## WRITTEN EXERCISE
Leave out the pictures and copy the remaining records exactly.

● ● ● ●

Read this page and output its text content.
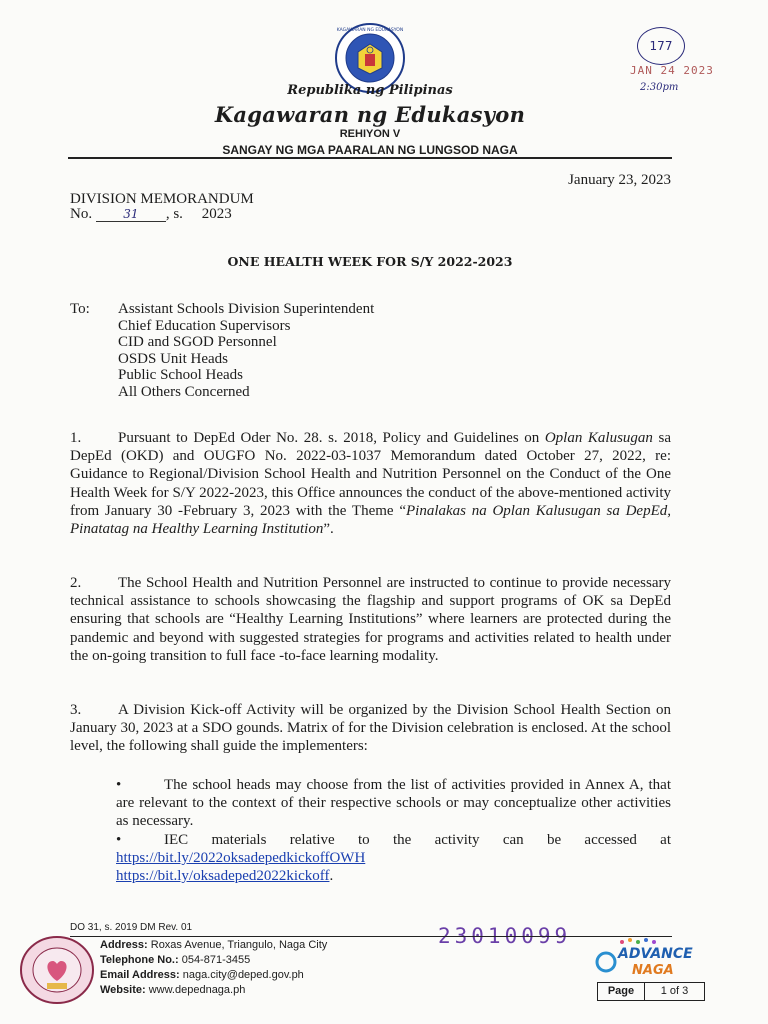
KAGAWARAN NG EDUKASYON
Republika ng Pilipinas
Kagawaran ng Edukasyon
REHIYON V
SANGAY NG MGA PAARALAN NG LUNGSOD NAGA
177
JAN 24 2023
2:30pm
January 23, 2023
DIVISION MEMORANDUM
No.	31 , s. 2023
ONE HEALTH WEEK FOR S/Y 2022-2023
To: Assistant Schools Division Superintendent
Chief Education Supervisors
CID and SGOD Personnel
OSDS Unit Heads
Public School Heads
All Others Concerned
1. Pursuant to DepEd Oder No. 28. s. 2018, Policy and Guidelines on Oplan Kalusugan sa DepEd (OKD) and OUGFO No. 2022-03-1037 Memorandum dated October 27, 2022, re: Guidance to Regional/Division School Health and Nutrition Personnel on the Conduct of the One Health Week for S/Y 2022-2023, this Office announces the conduct of the above-mentioned activity from January 30 -February 3, 2023 with the Theme “Pinalakas na Oplan Kalusugan sa DepEd, Pinatatag na Healthy Learning Institution”.
2. The School Health and Nutrition Personnel are instructed to continue to provide necessary technical assistance to schools showcasing the flagship and support programs of OK sa DepEd ensuring that schools are “Healthy Learning Institutions” where learners are protected during the pandemic and beyond with suggested strategies for programs and activities related to health under the on-going transition to full face -to-face learning modality.
3. A Division Kick-off Activity will be organized by the Division School Health Section on January 30, 2023 at a SDO gounds. Matrix of for the Division celebration is enclosed. At the school level, the following shall guide the implementers:
•	The school heads may choose from the list of activities provided in Annex A, that are relevant to the context of their respective schools or may conceptualize other activities as necessary.
•	IEC materials relative to the activity can be accessed at
https://bit.ly/2022oksadepedkickoffOWH
https://bit.ly/oksadeped2022kickoff.
DO 31, s. 2019 DM Rev. 01	23010099
Address: Roxas Avenue, Triangulo, Naga City
Telephone No.: 054-871-3455
Email Address: naga.city@deped.gov.ph
Website: www.depednaga.ph
ADVANCE
NAGA
Page	1 of 3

● ● ● ●

## FINISHED EXERCISE
Read this page and output its text content.
KAGAWARAN NG EDUKASYON
Republika ng Pilipinas
Kagawaran ng Edukasyon
REHIYON V
SANGAY NG MGA PAARALAN NG LUNGSOD NAGA
177
JAN 24 2023
2:30pm
January 23, 2023
DIVISION MEMORANDUM
No.	31 , s. 2023
ONE HEALTH WEEK FOR S/Y 2022-2023
To: Assistant Schools Division Superintendent
Chief Education Supervisors
CID and SGOD Personnel
OSDS Unit Heads
Public School Heads
All Others Concerned
1. Pursuant to DepEd Oder No. 28. s. 2018, Policy and Guidelines on Oplan Kalusugan sa DepEd (OKD) and OUGFO No. 2022-03-1037 Memorandum dated October 27, 2022, re: Guidance to Regional/Division School Health and Nutrition Personnel on the Conduct of the One Health Week for S/Y 2022-2023, this Office announces the conduct of the above-mentioned activity from January 30 -February 3, 2023 with the Theme “Pinalakas na Oplan Kalusugan sa DepEd, Pinatatag na Healthy Learning Institution”.
2. The School Health and Nutrition Personnel are instructed to continue to provide necessary technical assistance to schools showcasing the flagship and support programs of OK sa DepEd ensuring that schools are “Healthy Learning Institutions” where learners are protected during the pandemic and beyond with suggested strategies for programs and activities related to health under the on-going transition to full face -to-face learning modality.
3. A Division Kick-off Activity will be organized by the Division School Health Section on January 30, 2023 at a SDO gounds. Matrix of for the Division celebration is enclosed. At the school level, the following shall guide the implementers:
•	The school heads may choose from the list of activities provided in Annex A, that are relevant to the context of their respective schools or may conceptualize other activities as necessary.
•	IEC materials relative to the activity can be accessed at
https://bit.ly/2022oksadepedkickoffOWH
https://bit.ly/oksadeped2022kickoff.
DO 31, s. 2019 DM Rev. 01	23010099
Address: Roxas Avenue, Triangulo, Naga City
Telephone No.: 054-871-3455
Email Address: naga.city@deped.gov.ph
Website: www.depednaga.ph
ADVANCE
NAGA
Page	1 of 3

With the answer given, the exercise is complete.